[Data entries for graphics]

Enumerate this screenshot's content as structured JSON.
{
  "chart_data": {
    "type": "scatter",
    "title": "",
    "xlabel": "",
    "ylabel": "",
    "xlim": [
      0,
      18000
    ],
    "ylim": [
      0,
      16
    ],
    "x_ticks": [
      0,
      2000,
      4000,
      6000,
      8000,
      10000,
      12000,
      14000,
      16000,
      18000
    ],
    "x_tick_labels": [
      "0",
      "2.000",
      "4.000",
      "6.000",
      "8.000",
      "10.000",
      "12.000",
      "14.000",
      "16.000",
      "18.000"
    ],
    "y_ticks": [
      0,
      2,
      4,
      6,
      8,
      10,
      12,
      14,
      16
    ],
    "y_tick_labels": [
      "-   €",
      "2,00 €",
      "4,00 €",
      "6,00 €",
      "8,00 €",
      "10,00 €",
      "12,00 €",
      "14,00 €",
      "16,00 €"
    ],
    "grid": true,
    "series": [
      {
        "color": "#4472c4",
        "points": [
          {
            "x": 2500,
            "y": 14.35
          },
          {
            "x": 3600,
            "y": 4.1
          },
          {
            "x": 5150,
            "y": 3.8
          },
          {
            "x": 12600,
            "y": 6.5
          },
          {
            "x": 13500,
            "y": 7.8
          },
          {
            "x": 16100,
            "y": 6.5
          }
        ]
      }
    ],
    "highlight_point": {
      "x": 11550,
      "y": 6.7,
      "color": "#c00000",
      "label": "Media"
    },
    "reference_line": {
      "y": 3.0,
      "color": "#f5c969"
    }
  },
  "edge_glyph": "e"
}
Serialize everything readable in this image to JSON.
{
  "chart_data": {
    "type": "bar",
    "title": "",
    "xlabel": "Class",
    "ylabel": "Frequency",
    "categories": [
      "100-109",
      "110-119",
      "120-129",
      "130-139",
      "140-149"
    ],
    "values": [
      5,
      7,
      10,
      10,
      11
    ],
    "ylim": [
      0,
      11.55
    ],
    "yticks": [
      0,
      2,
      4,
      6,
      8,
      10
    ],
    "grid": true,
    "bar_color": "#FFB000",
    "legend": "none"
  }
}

→ The exercise
The whole listing above needs to be written out again exactly.

→ Reply
Enumerate this screenshot's content as structured JSON.
{
  "chart_data": {
    "type": "scatter",
    "title": "",
    "xlabel": "",
    "ylabel": "",
    "xlim": [
      0,
      18000
    ],
    "ylim": [
      0,
      16
    ],
    "x_ticks": [
      0,
      2000,
      4000,
      6000,
      8000,
      10000,
      12000,
      14000,
      16000,
      18000
    ],
    "x_tick_labels": [
      "0",
      "2.000",
      "4.000",
      "6.000",
      "8.000",
      "10.000",
      "12.000",
      "14.000",
      "16.000",
      "18.000"
    ],
    "y_ticks": [
      0,
      2,
      4,
      6,
      8,
      10,
      12,
      14,
      16
    ],
    "y_tick_labels": [
      "-   €",
      "2,00 €",
      "4,00 €",
      "6,00 €",
      "8,00 €",
      "10,00 €",
      "12,00 €",
      "14,00 €",
      "16,00 €"
    ],
    "grid": true,
    "series": [
      {
        "color": "#4472c4",
        "points": [
          {
            "x": 2500,
            "y": 14.35
          },
          {
            "x": 3600,
            "y": 4.1
          },
          {
            "x": 5150,
            "y": 3.8
          },
          {
            "x": 12600,
            "y": 6.5
          },
          {
            "x": 13500,
            "y": 7.8
          },
          {
            "x": 16100,
            "y": 6.5
          }
        ]
      }
    ],
    "highlight_point": {
      "x": 11550,
      "y": 6.7,
      "color": "#c00000",
      "label": "Media"
    },
    "reference_line": {
      "y": 3.0,
      "color": "#f5c969"
    }
  },
  "edge_glyph": "e"
}
Serialize everything readable in this image to JSON.
{
  "chart_data": {
    "type": "bar",
    "title": "",
    "xlabel": "Class",
    "ylabel": "Frequency",
    "categories": [
      "100-109",
      "110-119",
      "120-129",
      "130-139",
      "140-149"
    ],
    "values": [
      5,
      7,
      10,
      10,
      11
    ],
    "ylim": [
      0,
      11.55
    ],
    "yticks": [
      0,
      2,
      4,
      6,
      8,
      10
    ],
    "grid": true,
    "bar_color": "#FFB000",
    "legend": "none"
  }
}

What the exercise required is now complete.